### What you will do
Search the material for the string "time", then return every line where it is found.

[Items listed in a dataset]
** Start **

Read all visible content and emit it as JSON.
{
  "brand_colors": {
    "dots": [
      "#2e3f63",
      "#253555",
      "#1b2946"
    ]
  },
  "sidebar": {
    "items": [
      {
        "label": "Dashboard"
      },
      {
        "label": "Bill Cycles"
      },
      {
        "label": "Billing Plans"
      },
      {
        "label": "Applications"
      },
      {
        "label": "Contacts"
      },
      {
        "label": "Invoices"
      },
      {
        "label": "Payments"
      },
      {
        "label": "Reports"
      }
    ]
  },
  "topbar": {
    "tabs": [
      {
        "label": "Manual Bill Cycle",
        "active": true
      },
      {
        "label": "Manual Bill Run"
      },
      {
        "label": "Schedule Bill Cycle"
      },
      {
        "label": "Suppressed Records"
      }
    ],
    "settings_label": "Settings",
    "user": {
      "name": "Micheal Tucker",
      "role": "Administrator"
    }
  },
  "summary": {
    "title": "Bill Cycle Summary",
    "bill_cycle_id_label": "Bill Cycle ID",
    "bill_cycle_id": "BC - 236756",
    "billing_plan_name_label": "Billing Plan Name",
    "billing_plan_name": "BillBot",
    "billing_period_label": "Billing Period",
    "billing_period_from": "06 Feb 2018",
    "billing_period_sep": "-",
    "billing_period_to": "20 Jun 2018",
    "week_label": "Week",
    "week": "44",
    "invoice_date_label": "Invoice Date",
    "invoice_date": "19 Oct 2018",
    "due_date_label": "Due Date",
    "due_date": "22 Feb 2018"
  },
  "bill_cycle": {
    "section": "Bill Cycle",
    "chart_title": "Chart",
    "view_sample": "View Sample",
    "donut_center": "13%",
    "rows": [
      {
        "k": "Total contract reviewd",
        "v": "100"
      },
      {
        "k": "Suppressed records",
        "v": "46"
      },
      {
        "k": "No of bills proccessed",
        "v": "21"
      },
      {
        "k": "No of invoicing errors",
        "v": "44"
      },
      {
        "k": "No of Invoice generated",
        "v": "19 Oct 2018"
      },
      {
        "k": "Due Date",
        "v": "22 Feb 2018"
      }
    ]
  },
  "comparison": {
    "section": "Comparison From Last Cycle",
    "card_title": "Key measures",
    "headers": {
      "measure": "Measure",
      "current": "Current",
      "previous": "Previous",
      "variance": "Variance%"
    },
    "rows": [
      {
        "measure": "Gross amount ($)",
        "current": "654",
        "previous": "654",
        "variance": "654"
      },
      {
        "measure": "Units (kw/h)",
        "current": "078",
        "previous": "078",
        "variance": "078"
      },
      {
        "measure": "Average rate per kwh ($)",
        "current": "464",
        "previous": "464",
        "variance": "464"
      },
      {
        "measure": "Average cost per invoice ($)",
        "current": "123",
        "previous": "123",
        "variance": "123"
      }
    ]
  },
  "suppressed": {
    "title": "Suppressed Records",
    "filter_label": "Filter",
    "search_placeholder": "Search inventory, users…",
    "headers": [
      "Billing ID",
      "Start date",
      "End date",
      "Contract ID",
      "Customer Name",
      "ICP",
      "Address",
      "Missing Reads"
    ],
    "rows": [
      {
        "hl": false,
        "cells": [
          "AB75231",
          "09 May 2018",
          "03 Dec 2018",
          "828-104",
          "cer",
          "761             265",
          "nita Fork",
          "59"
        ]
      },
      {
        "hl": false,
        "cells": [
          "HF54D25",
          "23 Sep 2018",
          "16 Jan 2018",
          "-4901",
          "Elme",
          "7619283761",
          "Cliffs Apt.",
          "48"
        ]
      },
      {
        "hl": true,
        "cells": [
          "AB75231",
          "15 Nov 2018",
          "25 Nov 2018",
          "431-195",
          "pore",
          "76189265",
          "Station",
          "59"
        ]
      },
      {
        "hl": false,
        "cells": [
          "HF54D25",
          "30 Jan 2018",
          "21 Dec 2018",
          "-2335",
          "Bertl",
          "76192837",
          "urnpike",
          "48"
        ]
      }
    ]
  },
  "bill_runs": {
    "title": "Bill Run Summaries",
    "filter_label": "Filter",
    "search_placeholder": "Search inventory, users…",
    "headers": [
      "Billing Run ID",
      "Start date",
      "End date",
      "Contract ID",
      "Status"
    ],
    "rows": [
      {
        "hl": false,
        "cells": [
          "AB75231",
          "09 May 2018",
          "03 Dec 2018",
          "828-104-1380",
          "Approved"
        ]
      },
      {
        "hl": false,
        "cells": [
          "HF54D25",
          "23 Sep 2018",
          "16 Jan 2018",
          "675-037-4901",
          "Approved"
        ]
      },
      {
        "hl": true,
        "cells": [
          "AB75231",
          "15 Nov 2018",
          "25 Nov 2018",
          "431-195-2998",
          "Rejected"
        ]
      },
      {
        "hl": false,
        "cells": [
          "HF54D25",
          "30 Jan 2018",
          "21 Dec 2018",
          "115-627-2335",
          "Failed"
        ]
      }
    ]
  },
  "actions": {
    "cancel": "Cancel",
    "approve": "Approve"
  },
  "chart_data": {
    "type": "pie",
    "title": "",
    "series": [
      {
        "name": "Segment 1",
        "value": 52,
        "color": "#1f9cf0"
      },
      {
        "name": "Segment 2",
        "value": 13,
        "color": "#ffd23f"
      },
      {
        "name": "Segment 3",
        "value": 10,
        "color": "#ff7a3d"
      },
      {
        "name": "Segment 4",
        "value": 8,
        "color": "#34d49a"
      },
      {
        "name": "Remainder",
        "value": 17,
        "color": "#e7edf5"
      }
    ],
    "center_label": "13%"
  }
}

** End **
** Start **

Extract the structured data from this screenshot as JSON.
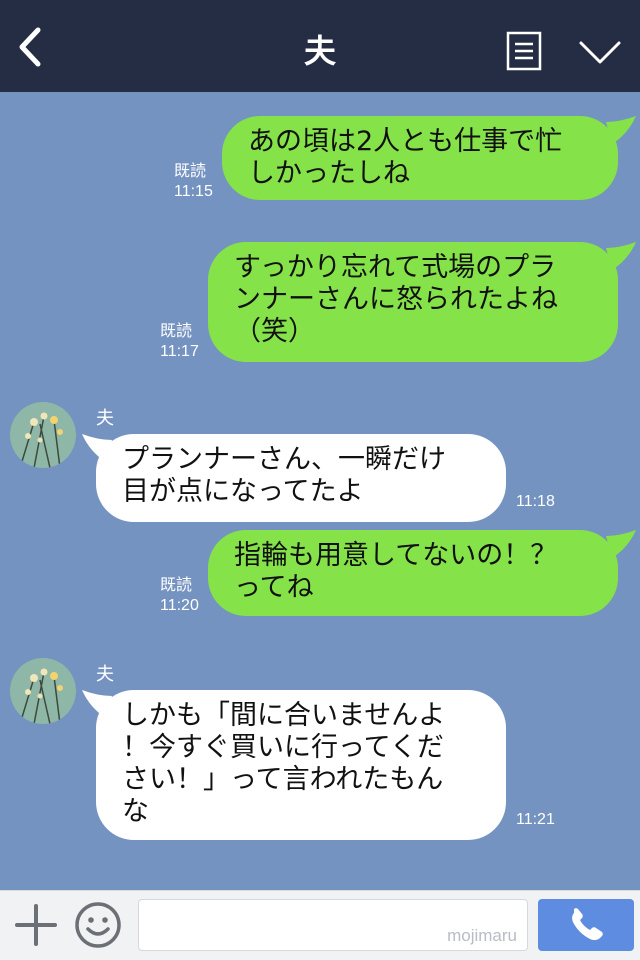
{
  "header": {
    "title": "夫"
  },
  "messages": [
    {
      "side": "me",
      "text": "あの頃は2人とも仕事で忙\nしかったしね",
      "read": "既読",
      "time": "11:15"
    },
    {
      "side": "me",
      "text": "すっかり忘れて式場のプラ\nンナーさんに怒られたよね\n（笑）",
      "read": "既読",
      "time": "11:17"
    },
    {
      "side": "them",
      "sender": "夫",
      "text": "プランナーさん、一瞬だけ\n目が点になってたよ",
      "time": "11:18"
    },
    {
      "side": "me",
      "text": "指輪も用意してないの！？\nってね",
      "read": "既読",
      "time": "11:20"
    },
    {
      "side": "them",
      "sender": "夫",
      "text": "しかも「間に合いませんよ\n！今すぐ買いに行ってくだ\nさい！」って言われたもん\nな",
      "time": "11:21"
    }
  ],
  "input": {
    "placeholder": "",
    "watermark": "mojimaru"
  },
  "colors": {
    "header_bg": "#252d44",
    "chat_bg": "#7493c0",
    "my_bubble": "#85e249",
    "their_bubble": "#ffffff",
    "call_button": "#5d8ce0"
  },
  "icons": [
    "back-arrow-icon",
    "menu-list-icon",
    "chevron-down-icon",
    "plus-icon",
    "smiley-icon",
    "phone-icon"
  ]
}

** End **
** Start **

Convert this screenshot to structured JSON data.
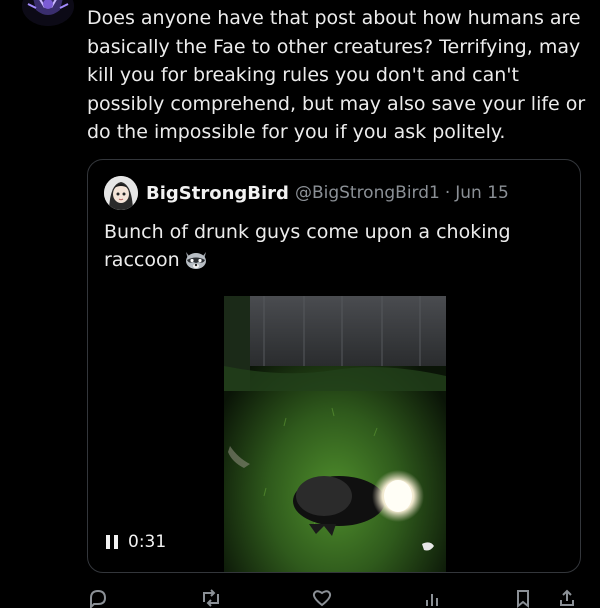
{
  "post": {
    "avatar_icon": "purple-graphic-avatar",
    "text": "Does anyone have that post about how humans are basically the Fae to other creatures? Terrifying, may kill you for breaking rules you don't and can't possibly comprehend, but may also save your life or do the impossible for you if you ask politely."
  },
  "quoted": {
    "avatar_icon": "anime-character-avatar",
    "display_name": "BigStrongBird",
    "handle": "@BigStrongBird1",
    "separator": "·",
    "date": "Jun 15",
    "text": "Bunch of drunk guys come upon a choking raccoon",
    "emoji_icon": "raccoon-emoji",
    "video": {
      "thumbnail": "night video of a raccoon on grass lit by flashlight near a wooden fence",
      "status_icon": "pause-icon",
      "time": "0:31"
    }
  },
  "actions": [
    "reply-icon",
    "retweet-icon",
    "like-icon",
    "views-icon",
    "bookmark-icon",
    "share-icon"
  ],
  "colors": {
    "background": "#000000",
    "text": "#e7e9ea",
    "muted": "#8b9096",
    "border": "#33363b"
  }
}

** End **

### Output for this task
      "time": "11:15"
      "time": "11:17"
      "time": "11:18"
      "time": "11:20"
      "time": "11:21"
      "time": "0:31"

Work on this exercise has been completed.